YOUR TASK: Update the data below by changing each "Judd-Ofelt" to "J-O", keeping everything else the same.

# SUPPLIED INFORMATION start

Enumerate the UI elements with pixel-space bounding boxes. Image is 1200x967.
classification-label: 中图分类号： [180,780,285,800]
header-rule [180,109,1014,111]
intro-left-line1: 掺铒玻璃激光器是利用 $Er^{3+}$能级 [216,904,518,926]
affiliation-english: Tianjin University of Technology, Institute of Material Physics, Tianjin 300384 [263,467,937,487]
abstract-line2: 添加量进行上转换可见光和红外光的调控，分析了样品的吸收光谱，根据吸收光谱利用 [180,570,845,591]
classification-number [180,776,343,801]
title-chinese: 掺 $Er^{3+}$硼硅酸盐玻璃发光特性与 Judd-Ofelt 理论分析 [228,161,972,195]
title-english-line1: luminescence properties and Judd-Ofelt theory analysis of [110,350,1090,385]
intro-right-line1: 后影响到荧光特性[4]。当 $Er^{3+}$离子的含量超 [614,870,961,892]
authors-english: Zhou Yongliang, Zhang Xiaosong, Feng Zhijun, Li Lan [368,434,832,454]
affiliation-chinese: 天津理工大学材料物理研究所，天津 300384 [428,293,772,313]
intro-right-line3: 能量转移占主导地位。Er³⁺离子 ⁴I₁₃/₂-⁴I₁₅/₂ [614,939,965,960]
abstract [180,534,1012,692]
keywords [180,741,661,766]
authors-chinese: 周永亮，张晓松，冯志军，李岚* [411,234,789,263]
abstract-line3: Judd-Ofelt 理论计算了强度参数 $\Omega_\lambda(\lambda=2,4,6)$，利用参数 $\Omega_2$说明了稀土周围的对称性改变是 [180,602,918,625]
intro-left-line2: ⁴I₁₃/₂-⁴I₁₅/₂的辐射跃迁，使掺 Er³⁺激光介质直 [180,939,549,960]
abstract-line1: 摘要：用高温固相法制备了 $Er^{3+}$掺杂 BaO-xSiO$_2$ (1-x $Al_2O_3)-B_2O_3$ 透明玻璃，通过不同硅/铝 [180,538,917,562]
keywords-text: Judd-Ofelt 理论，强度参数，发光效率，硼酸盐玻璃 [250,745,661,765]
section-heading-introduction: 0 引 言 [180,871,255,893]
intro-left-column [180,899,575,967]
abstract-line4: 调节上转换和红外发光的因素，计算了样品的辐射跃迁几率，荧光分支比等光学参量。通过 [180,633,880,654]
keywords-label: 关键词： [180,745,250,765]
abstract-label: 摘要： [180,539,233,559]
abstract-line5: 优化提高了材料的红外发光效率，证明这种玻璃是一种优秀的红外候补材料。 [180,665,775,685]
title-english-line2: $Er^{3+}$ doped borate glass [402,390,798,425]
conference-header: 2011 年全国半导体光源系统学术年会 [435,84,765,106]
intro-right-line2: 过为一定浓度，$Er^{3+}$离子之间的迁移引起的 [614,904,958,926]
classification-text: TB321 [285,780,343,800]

# SUPPLIED INFORMATION end

RESPONSE FOR THIS EXERCISE:
Enumerate the UI elements with pixel-space bounding boxes. Image is 1200x967.
classification-label: 中图分类号： [180,780,285,800]
header-rule [180,109,1014,111]
intro-left-line1: 掺铒玻璃激光器是利用 $Er^{3+}$能级 [216,904,518,926]
affiliation-english: Tianjin University of Technology, Institute of Material Physics, Tianjin 300384 [263,467,937,487]
abstract-line2: 添加量进行上转换可见光和红外光的调控，分析了样品的吸收光谱，根据吸收光谱利用 [180,570,845,591]
classification-number [180,776,343,801]
title-chinese: 掺 $Er^{3+}$硼硅酸盐玻璃发光特性与 J-O 理论分析 [228,161,972,195]
title-english-line1: luminescence properties and J-O theory analysis of [110,350,1090,385]
intro-right-line1: 后影响到荧光特性[4]。当 $Er^{3+}$离子的含量超 [614,870,961,892]
authors-english: Zhou Yongliang, Zhang Xiaosong, Feng Zhijun, Li Lan [368,434,832,454]
affiliation-chinese: 天津理工大学材料物理研究所，天津 300384 [428,293,772,313]
intro-right-line3: 能量转移占主导地位。Er³⁺离子 ⁴I₁₃/₂-⁴I₁₅/₂ [614,939,965,960]
abstract [180,534,1012,692]
keywords [180,741,661,766]
authors-chinese: 周永亮，张晓松，冯志军，李岚* [411,234,789,263]
abstract-line3: J-O 理论计算了强度参数 $\Omega_\lambda(\lambda=2,4,6)$，利用参数 $\Omega_2$说明了稀土周围的对称性改变是 [180,602,918,625]
intro-left-line2: ⁴I₁₃/₂-⁴I₁₅/₂的辐射跃迁，使掺 Er³⁺激光介质直 [180,939,549,960]
abstract-line1: 摘要：用高温固相法制备了 $Er^{3+}$掺杂 BaO-xSiO$_2$ (1-x $Al_2O_3)-B_2O_3$ 透明玻璃，通过不同硅/铝 [180,538,917,562]
keywords-text: J-O 理论，强度参数，发光效率，硼酸盐玻璃 [250,745,661,765]
section-heading-introduction: 0 引 言 [180,871,255,893]
intro-left-column [180,899,575,967]
abstract-line4: 调节上转换和红外发光的因素，计算了样品的辐射跃迁几率，荧光分支比等光学参量。通过 [180,633,880,654]
keywords-label: 关键词： [180,745,250,765]
abstract-label: 摘要： [180,539,233,559]
abstract-line5: 优化提高了材料的红外发光效率，证明这种玻璃是一种优秀的红外候补材料。 [180,665,775,685]
title-english-line2: $Er^{3+}$ doped borate glass [402,390,798,425]
conference-header: 2011 年全国半导体光源系统学术年会 [435,84,765,106]
intro-right-line2: 过为一定浓度，$Er^{3+}$离子之间的迁移引起的 [614,904,958,926]
classification-text: TB321 [285,780,343,800]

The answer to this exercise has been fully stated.